=== THE EXERCISE ===
Copy out the material below in full, but not its images.

━━━ EXTRACTED MATERIAL ━━━

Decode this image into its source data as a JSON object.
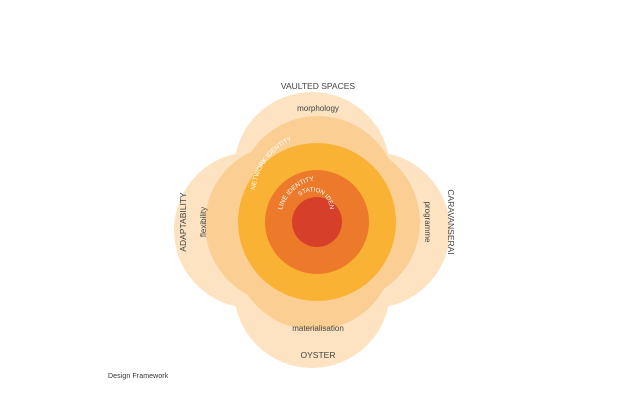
{
  "caption": "Design Framework",
  "colors": {
    "petal_outer": "#fde3c2",
    "petal_inner": "#fbcf94",
    "ring_network": "#f9b233",
    "ring_line": "#ec7a2a",
    "ring_station": "#d6402a",
    "outer_text": "#444444",
    "inner_text": "#ffffff"
  },
  "outer_labels": {
    "top": "VAULTED SPACES",
    "bottom": "OYSTER",
    "left": "ADAPTABILITY",
    "right": "CARAVANSERAI"
  },
  "petal_labels": {
    "top": "morphology",
    "bottom": "materialisation",
    "left": "flexibility",
    "right": "programme"
  },
  "ring_labels": {
    "network": "NETWORK IDENTITY",
    "line": "LINE IDENTITY",
    "station": "STATION IDENTITY"
  }
}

━━━

=== SOLUTION TO THIS PROBLEM ===
Decode this image into its source data as a JSON object.
{
  "caption": "Design Framework",
  "colors": {
    "petal_outer": "#fde3c2",
    "petal_inner": "#fbcf94",
    "ring_network": "#f9b233",
    "ring_line": "#ec7a2a",
    "ring_station": "#d6402a",
    "outer_text": "#444444",
    "inner_text": "#ffffff"
  },
  "outer_labels": {
    "top": "VAULTED SPACES",
    "bottom": "OYSTER",
    "left": "ADAPTABILITY",
    "right": "CARAVANSERAI"
  },
  "petal_labels": {
    "top": "morphology",
    "bottom": "materialisation",
    "left": "flexibility",
    "right": "programme"
  },
  "ring_labels": {
    "network": "NETWORK IDENTITY",
    "line": "LINE IDENTITY",
    "station": "STATION IDENTITY"
  }
}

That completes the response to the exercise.